_WRITTEN EXERCISE_.
Reproduce the listing exactly, with no pictures in your copy.

_DATASET RECORDS_.

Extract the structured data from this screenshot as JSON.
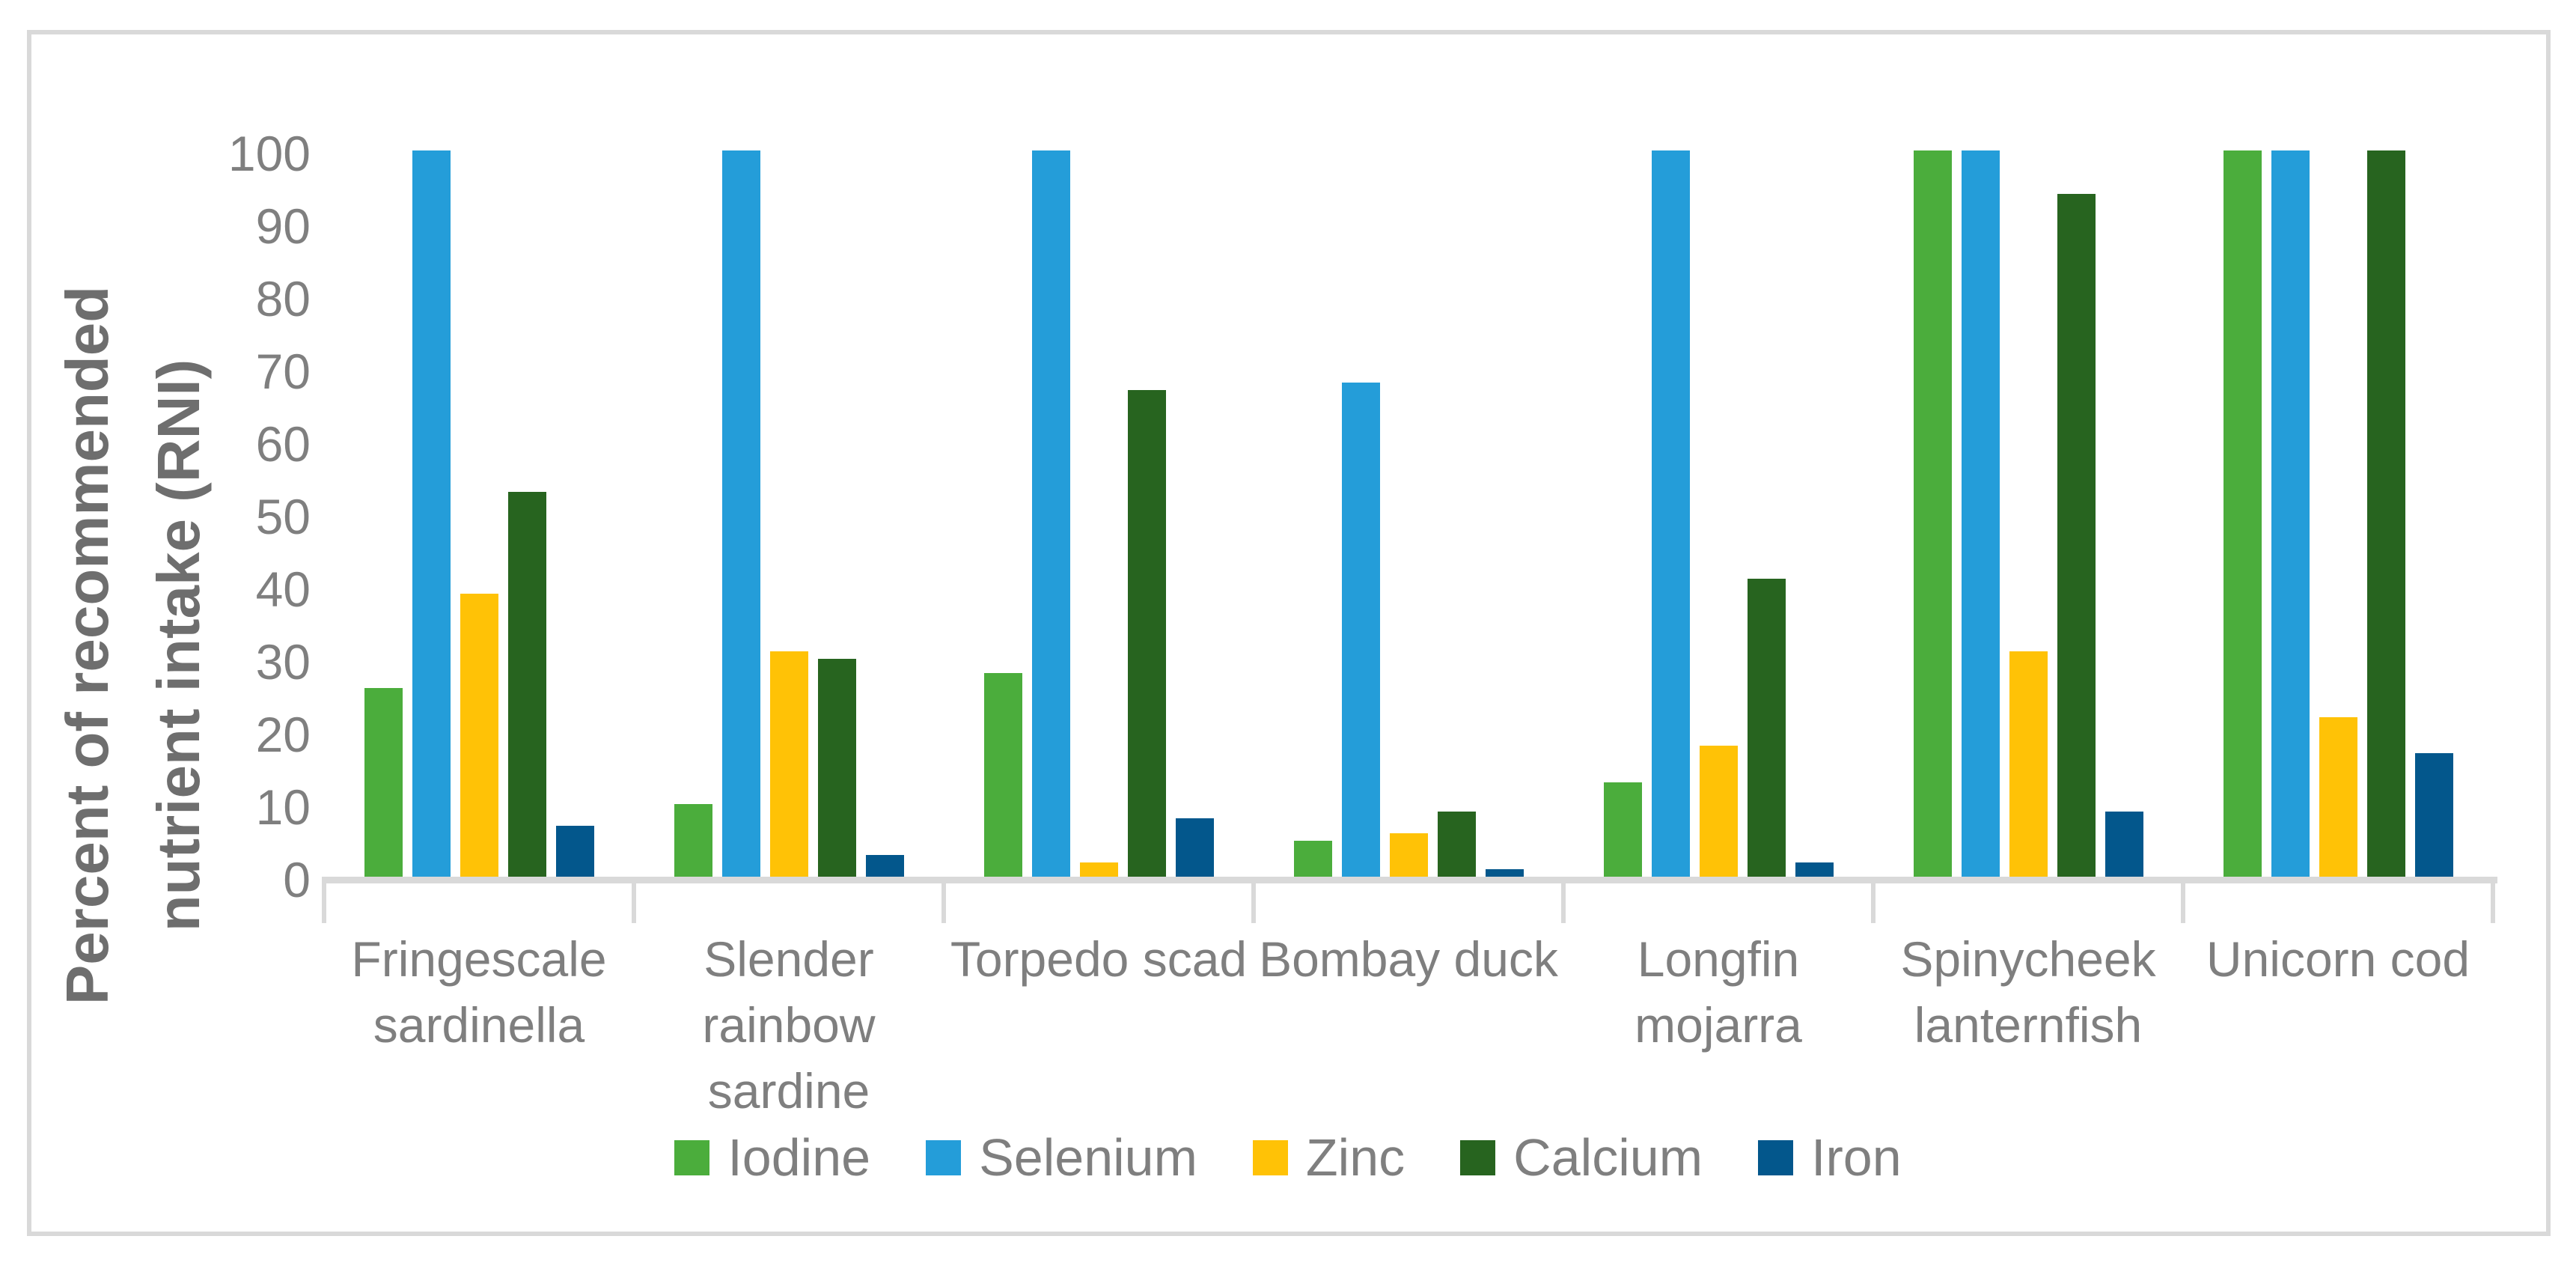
{
  "colors": {
    "background": "#FFFFFF",
    "border": "#D9D9D9",
    "axis_line": "#D9D9D9",
    "tick_text": "#7F7F7F",
    "axis_title_text": "#6E6E6E"
  },
  "chart_data": {
    "type": "bar",
    "title": "",
    "ylabel": "Percent of recommended nutrient intake (RNI)",
    "ylabel_lines": [
      "Percent of recommended",
      "nutrient intake (RNI)"
    ],
    "xlabel": "",
    "ylim": [
      0,
      100
    ],
    "y_tick_step": 10,
    "y_ticks": [
      0,
      10,
      20,
      30,
      40,
      50,
      60,
      70,
      80,
      90,
      100
    ],
    "gridlines": false,
    "legend_position": "bottom",
    "categories": [
      "Fringescale sardinella",
      "Slender rainbow sardine",
      "Torpedo scad",
      "Bombay duck",
      "Longfin mojarra",
      "Spinycheek lanternfish",
      "Unicorn cod"
    ],
    "category_label_lines": [
      [
        "Fringescale",
        "sardinella"
      ],
      [
        "Slender",
        "rainbow",
        "sardine"
      ],
      [
        "Torpedo scad"
      ],
      [
        "Bombay duck"
      ],
      [
        "Longfin",
        "mojarra"
      ],
      [
        "Spinycheek",
        "lanternfish"
      ],
      [
        "Unicorn cod"
      ]
    ],
    "series": [
      {
        "name": "Iodine",
        "color": "#4BAD3C",
        "values": [
          26,
          10,
          28,
          5,
          13,
          100,
          100
        ]
      },
      {
        "name": "Selenium",
        "color": "#249DD9",
        "values": [
          100,
          100,
          100,
          68,
          100,
          100,
          100
        ]
      },
      {
        "name": "Zinc",
        "color": "#FFC206",
        "values": [
          39,
          31,
          2,
          6,
          18,
          31,
          22
        ]
      },
      {
        "name": "Calcium",
        "color": "#27641F",
        "values": [
          53,
          30,
          67,
          9,
          41,
          94,
          100
        ]
      },
      {
        "name": "Iron",
        "color": "#03578C",
        "values": [
          7,
          3,
          8,
          1,
          2,
          9,
          17
        ]
      }
    ]
  }
}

_EXPECTED ANSWER_.
Extract the structured data from this screenshot as JSON.
{
  "colors": {
    "background": "#FFFFFF",
    "border": "#D9D9D9",
    "axis_line": "#D9D9D9",
    "tick_text": "#7F7F7F",
    "axis_title_text": "#6E6E6E"
  },
  "chart_data": {
    "type": "bar",
    "title": "",
    "ylabel": "Percent of recommended nutrient intake (RNI)",
    "ylabel_lines": [
      "Percent of recommended",
      "nutrient intake (RNI)"
    ],
    "xlabel": "",
    "ylim": [
      0,
      100
    ],
    "y_tick_step": 10,
    "y_ticks": [
      0,
      10,
      20,
      30,
      40,
      50,
      60,
      70,
      80,
      90,
      100
    ],
    "gridlines": false,
    "legend_position": "bottom",
    "categories": [
      "Fringescale sardinella",
      "Slender rainbow sardine",
      "Torpedo scad",
      "Bombay duck",
      "Longfin mojarra",
      "Spinycheek lanternfish",
      "Unicorn cod"
    ],
    "category_label_lines": [
      [
        "Fringescale",
        "sardinella"
      ],
      [
        "Slender",
        "rainbow",
        "sardine"
      ],
      [
        "Torpedo scad"
      ],
      [
        "Bombay duck"
      ],
      [
        "Longfin",
        "mojarra"
      ],
      [
        "Spinycheek",
        "lanternfish"
      ],
      [
        "Unicorn cod"
      ]
    ],
    "series": [
      {
        "name": "Iodine",
        "color": "#4BAD3C",
        "values": [
          26,
          10,
          28,
          5,
          13,
          100,
          100
        ]
      },
      {
        "name": "Selenium",
        "color": "#249DD9",
        "values": [
          100,
          100,
          100,
          68,
          100,
          100,
          100
        ]
      },
      {
        "name": "Zinc",
        "color": "#FFC206",
        "values": [
          39,
          31,
          2,
          6,
          18,
          31,
          22
        ]
      },
      {
        "name": "Calcium",
        "color": "#27641F",
        "values": [
          53,
          30,
          67,
          9,
          41,
          94,
          100
        ]
      },
      {
        "name": "Iron",
        "color": "#03578C",
        "values": [
          7,
          3,
          8,
          1,
          2,
          9,
          17
        ]
      }
    ]
  }
}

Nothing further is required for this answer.